TO BE DONE: Find the lines that contain the word "self" and copy each one.
## BEGIN MATERIAL PROVIDED
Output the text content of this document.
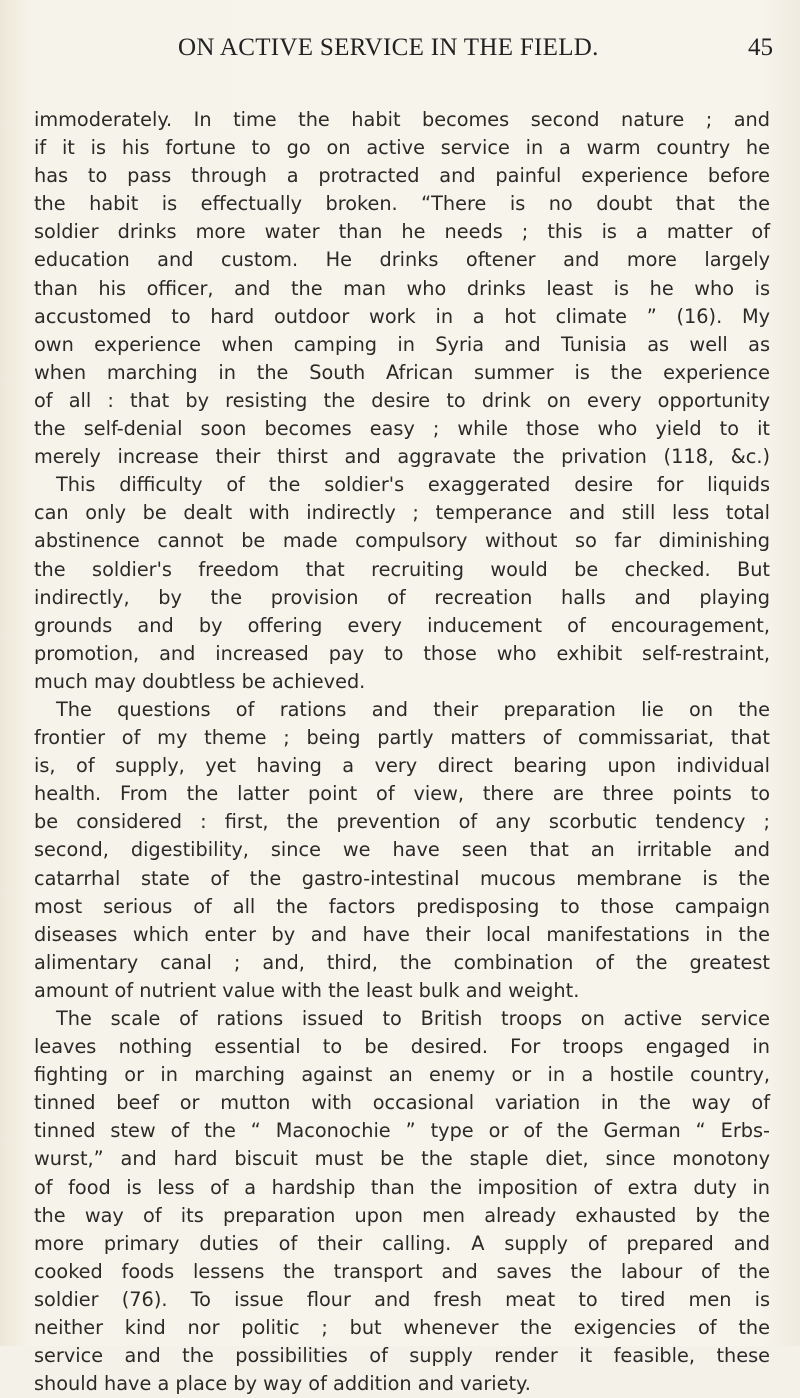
ON ACTIVE SERVICE IN THE FIELD.	45
immoderately. In time the habit becomes second nature ; and
if it is his fortune to go on active service in a warm country he
has to pass through a protracted and painful experience before
the habit is effectually broken. “There is no doubt that the
soldier drinks more water than he needs ; this is a matter of
education and custom. He drinks oftener and more largely
than his officer, and the man who drinks least is he who is
accustomed to hard outdoor work in a hot climate ” (16). My
own experience when camping in Syria and Tunisia as well as
when marching in the South African summer is the experience
of all : that by resisting the desire to drink on every opportunity
the self-denial soon becomes easy ; while those who yield to it
merely increase their thirst and aggravate the privation (118, &c.)
This difficulty of the soldier's exaggerated desire for liquids
can only be dealt with indirectly ; temperance and still less total
abstinence cannot be made compulsory without so far diminishing
the soldier's freedom that recruiting would be checked. But
indirectly, by the provision of recreation halls and playing
grounds and by offering every inducement of encouragement,
promotion, and increased pay to those who exhibit self-restraint,
much may doubtless be achieved.
The questions of rations and their preparation lie on the
frontier of my theme ; being partly matters of commissariat, that
is, of supply, yet having a very direct bearing upon individual
health. From the latter point of view, there are three points to
be considered : first, the prevention of any scorbutic tendency ;
second, digestibility, since we have seen that an irritable and
catarrhal state of the gastro-intestinal mucous membrane is the
most serious of all the factors predisposing to those campaign
diseases which enter by and have their local manifestations in the
alimentary canal ; and, third, the combination of the greatest
amount of nutrient value with the least bulk and weight.
The scale of rations issued to British troops on active service
leaves nothing essential to be desired. For troops engaged in
fighting or in marching against an enemy or in a hostile country,
tinned beef or mutton with occasional variation in the way of
tinned stew of the “ Maconochie ” type or of the German “ Erbs-
wurst,” and hard biscuit must be the staple diet, since monotony
of food is less of a hardship than the imposition of extra duty in
the way of its preparation upon men already exhausted by the
more primary duties of their calling. A supply of prepared and
cooked foods lessens the transport and saves the labour of the
soldier (76). To issue flour and fresh meat to tired men is
neither kind nor politic ; but whenever the exigencies of the
service and the possibilities of supply render it feasible, these
should have a place by way of addition and variety.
## END MATERIAL PROVIDED
THE REPLY:
the self-denial soon becomes easy ; while those who yield to it
promotion, and increased pay to those who exhibit self-restraint,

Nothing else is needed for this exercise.